** Begin Dataset entries **

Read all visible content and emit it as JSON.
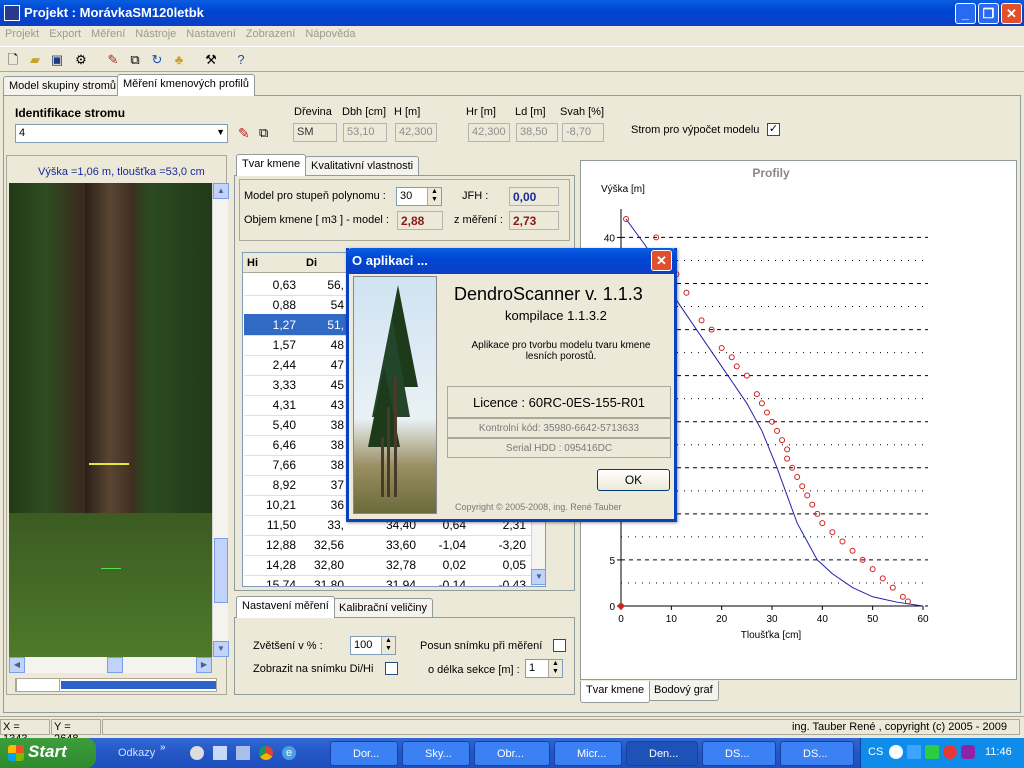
{
  "window": {
    "title": "Projekt : MorávkaSM120letbk"
  },
  "menu": [
    "Projekt",
    "Export",
    "Měření",
    "Nástroje",
    "Nastavení",
    "Zobrazení",
    "Nápověda"
  ],
  "main_tabs": [
    "Model skupiny stromů",
    "Měření kmenových profilů"
  ],
  "ident": {
    "label": "Identifikace stromu",
    "value": "4",
    "drevina_label": "Dřevina",
    "drevina": "SM",
    "dbh_label": "Dbh [cm]",
    "dbh": "53,10",
    "h_label": "H [m]",
    "h": "42,300",
    "hr_label": "Hr [m]",
    "hr": "42,300",
    "ld_label": "Ld [m]",
    "ld": "38,50",
    "svah_label": "Svah [%]",
    "svah": "-8,70",
    "model_label": "Strom pro výpočet modelu",
    "model_checked": "✓"
  },
  "photo": {
    "header": "Výška =1,06 m, tloušťka =53,0 cm"
  },
  "inner_tabs": [
    "Tvar kmene",
    "Kvalitativní vlastnosti"
  ],
  "polynom": {
    "label": "Model pro stupeň polynomu  :",
    "value": "30",
    "jfh_label": "JFH :",
    "jfh": "0,00",
    "objem_label": "Objem kmene [ m3 ]  - model  :",
    "objem_model": "2,88",
    "zmereni_label": "z měření :",
    "objem_mereni": "2,73"
  },
  "table": {
    "headers": [
      "Hi",
      "Di"
    ],
    "rows": [
      [
        "0,63",
        "56,"
      ],
      [
        "0,88",
        "54"
      ],
      [
        "1,27",
        "51,"
      ],
      [
        "1,57",
        "48"
      ],
      [
        "2,44",
        "47"
      ],
      [
        "3,33",
        "45"
      ],
      [
        "4,31",
        "43"
      ],
      [
        "5,40",
        "38"
      ],
      [
        "6,46",
        "38"
      ],
      [
        "7,66",
        "38"
      ],
      [
        "8,92",
        "37"
      ],
      [
        "10,21",
        "36"
      ],
      [
        "11,50",
        "33,",
        "34,40",
        "0,64",
        "2,31"
      ],
      [
        "12,88",
        "32,56",
        "33,60",
        "-1,04",
        "-3,20"
      ],
      [
        "14,28",
        "32,80",
        "32,78",
        "0,02",
        "0,05"
      ],
      [
        "15,74",
        "31,80",
        "31,94",
        "-0,14",
        "-0,43"
      ]
    ]
  },
  "settings_tabs": [
    "Nastavení měření",
    "Kalibrační veličiny"
  ],
  "settings": {
    "zvetseni_label": "Zvětšení v % :",
    "zvetseni": "100",
    "zobrazit_label": "Zobrazit na snímku Di/Hi",
    "posun_label": "Posun snímku při měření",
    "delka_label": "o délka sekce [m] :",
    "delka": "1"
  },
  "chart_tabs": [
    "Tvar kmene",
    "Bodový graf"
  ],
  "chart_data": {
    "type": "scatter",
    "title": "Profily",
    "xlabel": "Tloušťka [cm]",
    "ylabel": "Výška [m]",
    "xlim": [
      0,
      60
    ],
    "ylim": [
      0,
      42
    ],
    "xticks": [
      "0",
      "10",
      "20",
      "30",
      "40",
      "50",
      "60"
    ],
    "yticks": [
      "0",
      "5",
      "10",
      "15",
      "20",
      "25",
      "30",
      "35",
      "40"
    ],
    "points_x": [
      1,
      7,
      11,
      13,
      16,
      18,
      20,
      22,
      23,
      25,
      27,
      28,
      29,
      30,
      31,
      32,
      33,
      33,
      34,
      35,
      36,
      37,
      38,
      39,
      40,
      42,
      44,
      46,
      48,
      50,
      52,
      54,
      56,
      57
    ],
    "points_y": [
      42,
      40,
      36,
      34,
      31,
      30,
      28,
      27,
      26,
      25,
      23,
      22,
      21,
      20,
      19,
      18,
      17,
      16,
      15,
      14,
      13,
      12,
      11,
      10,
      9,
      8,
      7,
      6,
      5,
      4,
      3,
      2,
      1,
      0.5
    ],
    "curve_x": [
      1,
      5,
      10,
      15,
      20,
      25,
      28,
      31,
      33,
      35,
      37,
      39,
      42,
      46,
      50,
      55,
      60
    ],
    "curve_y": [
      42,
      39,
      34,
      30,
      26,
      22,
      19,
      15,
      12,
      9,
      7,
      5,
      3.5,
      2,
      1,
      0.4,
      0
    ],
    "point_color": "#cc2222",
    "curve_color": "#2222aa"
  },
  "dialog": {
    "title": "O aplikaci ...",
    "app_name": "DendroScanner v. 1.1.3",
    "build": "kompilace 1.1.3.2",
    "description": "Aplikace pro tvorbu modelu tvaru kmene lesních porostů.",
    "licence": "Licence : 60RC-0ES-155-R01",
    "control_code": "Kontrolní kód: 35980-6642-5713633",
    "serial": "Serial HDD : 095416DC",
    "ok": "OK",
    "copyright": "Copyright © 2005-2008,  ing. René Tauber"
  },
  "status": {
    "x": "X = 1343",
    "y": "Y = 2648",
    "right": "ing. Tauber René , copyright (c) 2005 - 2009"
  },
  "taskbar": {
    "start": "Start",
    "links": "Odkazy",
    "tasks": [
      "Dor...",
      "Sky...",
      "Obr...",
      "Micr...",
      "Den...",
      "DS...",
      "DS..."
    ],
    "lang": "CS",
    "time": "11:46"
  }
}
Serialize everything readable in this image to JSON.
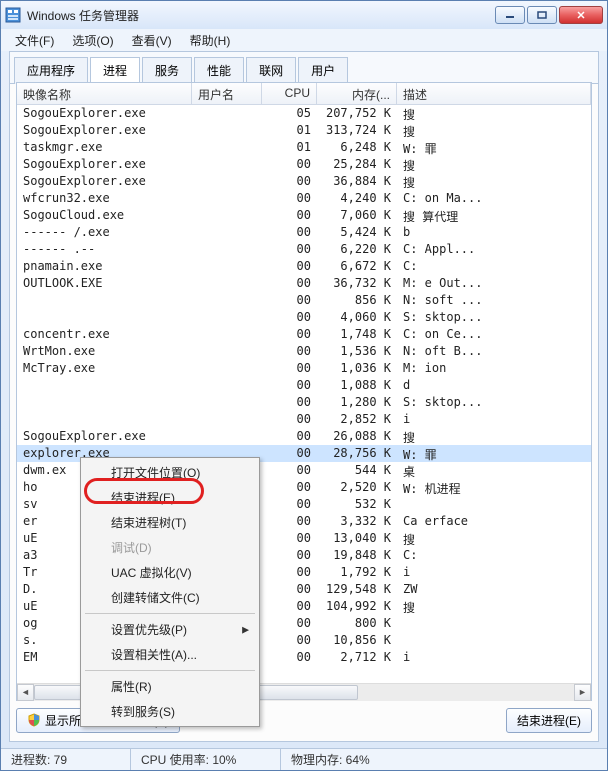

** End Dataset entries **

Give every record again exactly, apart from the pictures, which stay out.

- Completed exercise -
Read all visible content and emit it as JSON.
{
  "window": {
    "title": "Projekt : MorávkaSM120letbk"
  },
  "menu": [
    "Projekt",
    "Export",
    "Měření",
    "Nástroje",
    "Nastavení",
    "Zobrazení",
    "Nápověda"
  ],
  "main_tabs": [
    "Model skupiny stromů",
    "Měření kmenových profilů"
  ],
  "ident": {
    "label": "Identifikace stromu",
    "value": "4",
    "drevina_label": "Dřevina",
    "drevina": "SM",
    "dbh_label": "Dbh [cm]",
    "dbh": "53,10",
    "h_label": "H [m]",
    "h": "42,300",
    "hr_label": "Hr [m]",
    "hr": "42,300",
    "ld_label": "Ld [m]",
    "ld": "38,50",
    "svah_label": "Svah [%]",
    "svah": "-8,70",
    "model_label": "Strom pro výpočet modelu",
    "model_checked": "✓"
  },
  "photo": {
    "header": "Výška =1,06 m, tloušťka =53,0 cm"
  },
  "inner_tabs": [
    "Tvar kmene",
    "Kvalitativní vlastnosti"
  ],
  "polynom": {
    "label": "Model pro stupeň polynomu  :",
    "value": "30",
    "jfh_label": "JFH :",
    "jfh": "0,00",
    "objem_label": "Objem kmene [ m3 ]  - model  :",
    "objem_model": "2,88",
    "zmereni_label": "z měření :",
    "objem_mereni": "2,73"
  },
  "table": {
    "headers": [
      "Hi",
      "Di"
    ],
    "rows": [
      [
        "0,63",
        "56,"
      ],
      [
        "0,88",
        "54"
      ],
      [
        "1,27",
        "51,"
      ],
      [
        "1,57",
        "48"
      ],
      [
        "2,44",
        "47"
      ],
      [
        "3,33",
        "45"
      ],
      [
        "4,31",
        "43"
      ],
      [
        "5,40",
        "38"
      ],
      [
        "6,46",
        "38"
      ],
      [
        "7,66",
        "38"
      ],
      [
        "8,92",
        "37"
      ],
      [
        "10,21",
        "36"
      ],
      [
        "11,50",
        "33,",
        "34,40",
        "0,64",
        "2,31"
      ],
      [
        "12,88",
        "32,56",
        "33,60",
        "-1,04",
        "-3,20"
      ],
      [
        "14,28",
        "32,80",
        "32,78",
        "0,02",
        "0,05"
      ],
      [
        "15,74",
        "31,80",
        "31,94",
        "-0,14",
        "-0,43"
      ]
    ]
  },
  "settings_tabs": [
    "Nastavení měření",
    "Kalibrační veličiny"
  ],
  "settings": {
    "zvetseni_label": "Zvětšení v % :",
    "zvetseni": "100",
    "zobrazit_label": "Zobrazit na snímku Di/Hi",
    "posun_label": "Posun snímku při měření",
    "delka_label": "o délka sekce [m] :",
    "delka": "1"
  },
  "chart_tabs": [
    "Tvar kmene",
    "Bodový graf"
  ],
  "chart_data": {
    "type": "scatter",
    "title": "Profily",
    "xlabel": "Tloušťka [cm]",
    "ylabel": "Výška [m]",
    "xlim": [
      0,
      60
    ],
    "ylim": [
      0,
      42
    ],
    "xticks": [
      "0",
      "10",
      "20",
      "30",
      "40",
      "50",
      "60"
    ],
    "yticks": [
      "0",
      "5",
      "10",
      "15",
      "20",
      "25",
      "30",
      "35",
      "40"
    ],
    "points_x": [
      1,
      7,
      11,
      13,
      16,
      18,
      20,
      22,
      23,
      25,
      27,
      28,
      29,
      30,
      31,
      32,
      33,
      33,
      34,
      35,
      36,
      37,
      38,
      39,
      40,
      42,
      44,
      46,
      48,
      50,
      52,
      54,
      56,
      57
    ],
    "points_y": [
      42,
      40,
      36,
      34,
      31,
      30,
      28,
      27,
      26,
      25,
      23,
      22,
      21,
      20,
      19,
      18,
      17,
      16,
      15,
      14,
      13,
      12,
      11,
      10,
      9,
      8,
      7,
      6,
      5,
      4,
      3,
      2,
      1,
      0.5
    ],
    "curve_x": [
      1,
      5,
      10,
      15,
      20,
      25,
      28,
      31,
      33,
      35,
      37,
      39,
      42,
      46,
      50,
      55,
      60
    ],
    "curve_y": [
      42,
      39,
      34,
      30,
      26,
      22,
      19,
      15,
      12,
      9,
      7,
      5,
      3.5,
      2,
      1,
      0.4,
      0
    ],
    "point_color": "#cc2222",
    "curve_color": "#2222aa"
  },
  "dialog": {
    "title": "O aplikaci ...",
    "app_name": "DendroScanner v. 1.1.3",
    "build": "kompilace 1.1.3.2",
    "description": "Aplikace pro tvorbu modelu tvaru kmene lesních porostů.",
    "licence": "Licence : 60RC-0ES-155-R01",
    "control_code": "Kontrolní kód: 35980-6642-5713633",
    "serial": "Serial HDD : 095416DC",
    "ok": "OK",
    "copyright": "Copyright © 2005-2008,  ing. René Tauber"
  },
  "status": {
    "x": "X = 1343",
    "y": "Y = 2648",
    "right": "ing. Tauber René , copyright (c) 2005 - 2009"
  },
  "taskbar": {
    "start": "Start",
    "links": "Odkazy",
    "tasks": [
      "Dor...",
      "Sky...",
      "Obr...",
      "Micr...",
      "Den...",
      "DS...",
      "DS..."
    ],
    "lang": "CS",
    "time": "11:46"
  }
}
Serialize everything readable in this image to JSON.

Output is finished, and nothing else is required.